Source data:
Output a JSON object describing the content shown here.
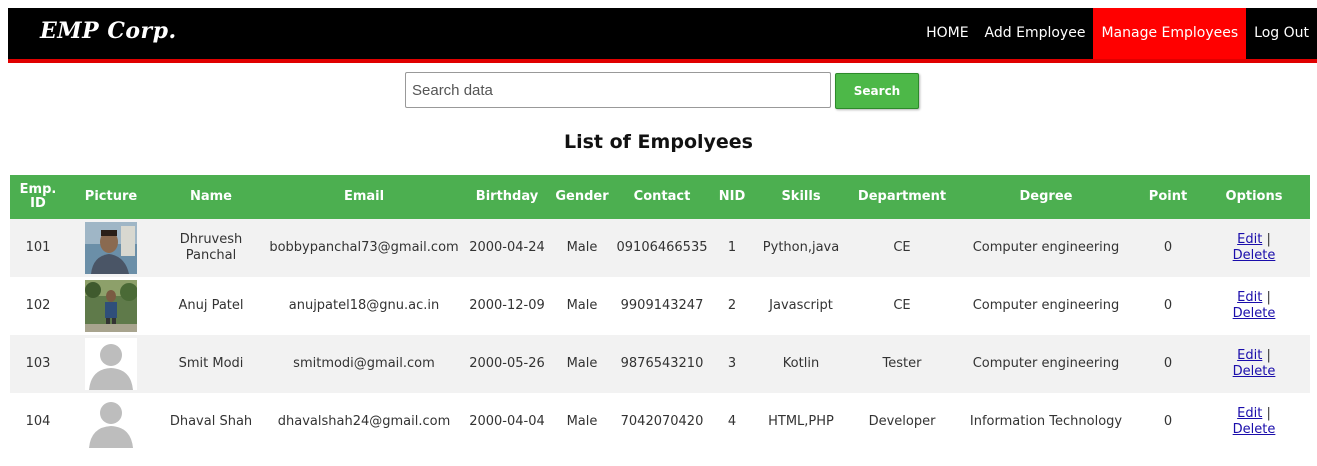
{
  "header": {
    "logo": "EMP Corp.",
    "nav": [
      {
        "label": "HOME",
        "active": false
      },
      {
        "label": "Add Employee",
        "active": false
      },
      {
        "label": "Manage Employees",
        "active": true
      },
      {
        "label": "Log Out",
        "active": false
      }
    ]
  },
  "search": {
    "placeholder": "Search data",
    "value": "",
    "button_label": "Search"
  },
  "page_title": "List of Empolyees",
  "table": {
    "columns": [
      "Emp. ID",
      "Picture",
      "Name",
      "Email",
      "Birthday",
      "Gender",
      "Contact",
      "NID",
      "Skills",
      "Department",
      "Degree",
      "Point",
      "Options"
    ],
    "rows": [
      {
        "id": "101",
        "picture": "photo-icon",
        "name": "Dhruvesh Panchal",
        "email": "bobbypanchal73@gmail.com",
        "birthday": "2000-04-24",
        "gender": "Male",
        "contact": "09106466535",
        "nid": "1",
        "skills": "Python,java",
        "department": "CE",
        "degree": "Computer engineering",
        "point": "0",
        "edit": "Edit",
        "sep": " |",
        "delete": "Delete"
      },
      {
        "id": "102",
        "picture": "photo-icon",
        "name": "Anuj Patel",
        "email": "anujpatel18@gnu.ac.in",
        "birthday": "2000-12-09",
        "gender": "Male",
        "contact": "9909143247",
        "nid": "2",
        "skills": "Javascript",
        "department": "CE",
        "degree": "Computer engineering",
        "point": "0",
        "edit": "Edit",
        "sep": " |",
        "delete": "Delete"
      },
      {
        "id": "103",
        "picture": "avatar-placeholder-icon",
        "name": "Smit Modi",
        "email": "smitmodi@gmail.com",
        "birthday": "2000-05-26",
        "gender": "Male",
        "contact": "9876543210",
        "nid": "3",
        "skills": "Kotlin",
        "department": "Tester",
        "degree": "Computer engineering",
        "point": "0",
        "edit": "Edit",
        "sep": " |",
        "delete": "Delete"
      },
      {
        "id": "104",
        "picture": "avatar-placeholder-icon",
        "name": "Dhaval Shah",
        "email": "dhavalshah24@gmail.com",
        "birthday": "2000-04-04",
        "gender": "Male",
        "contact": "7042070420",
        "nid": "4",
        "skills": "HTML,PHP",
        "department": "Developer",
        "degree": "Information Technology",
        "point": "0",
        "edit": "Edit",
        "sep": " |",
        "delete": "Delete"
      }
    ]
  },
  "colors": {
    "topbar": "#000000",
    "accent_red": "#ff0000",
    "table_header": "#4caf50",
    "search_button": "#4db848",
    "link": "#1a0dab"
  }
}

Aim of the exercise: Give the entries again word for word, but skip the pictures.

Exercise solution:
Output a JSON object describing the content shown here.
{
  "header": {
    "logo": "EMP Corp.",
    "nav": [
      {
        "label": "HOME",
        "active": false
      },
      {
        "label": "Add Employee",
        "active": false
      },
      {
        "label": "Manage Employees",
        "active": true
      },
      {
        "label": "Log Out",
        "active": false
      }
    ]
  },
  "search": {
    "placeholder": "Search data",
    "value": "",
    "button_label": "Search"
  },
  "page_title": "List of Empolyees",
  "table": {
    "columns": [
      "Emp. ID",
      "Picture",
      "Name",
      "Email",
      "Birthday",
      "Gender",
      "Contact",
      "NID",
      "Skills",
      "Department",
      "Degree",
      "Point",
      "Options"
    ],
    "rows": [
      {
        "id": "101",
        "picture": "photo-icon",
        "name": "Dhruvesh Panchal",
        "email": "bobbypanchal73@gmail.com",
        "birthday": "2000-04-24",
        "gender": "Male",
        "contact": "09106466535",
        "nid": "1",
        "skills": "Python,java",
        "department": "CE",
        "degree": "Computer engineering",
        "point": "0",
        "edit": "Edit",
        "sep": " |",
        "delete": "Delete"
      },
      {
        "id": "102",
        "picture": "photo-icon",
        "name": "Anuj Patel",
        "email": "anujpatel18@gnu.ac.in",
        "birthday": "2000-12-09",
        "gender": "Male",
        "contact": "9909143247",
        "nid": "2",
        "skills": "Javascript",
        "department": "CE",
        "degree": "Computer engineering",
        "point": "0",
        "edit": "Edit",
        "sep": " |",
        "delete": "Delete"
      },
      {
        "id": "103",
        "picture": "avatar-placeholder-icon",
        "name": "Smit Modi",
        "email": "smitmodi@gmail.com",
        "birthday": "2000-05-26",
        "gender": "Male",
        "contact": "9876543210",
        "nid": "3",
        "skills": "Kotlin",
        "department": "Tester",
        "degree": "Computer engineering",
        "point": "0",
        "edit": "Edit",
        "sep": " |",
        "delete": "Delete"
      },
      {
        "id": "104",
        "picture": "avatar-placeholder-icon",
        "name": "Dhaval Shah",
        "email": "dhavalshah24@gmail.com",
        "birthday": "2000-04-04",
        "gender": "Male",
        "contact": "7042070420",
        "nid": "4",
        "skills": "HTML,PHP",
        "department": "Developer",
        "degree": "Information Technology",
        "point": "0",
        "edit": "Edit",
        "sep": " |",
        "delete": "Delete"
      }
    ]
  },
  "colors": {
    "topbar": "#000000",
    "accent_red": "#ff0000",
    "table_header": "#4caf50",
    "search_button": "#4db848",
    "link": "#1a0dab"
  }
}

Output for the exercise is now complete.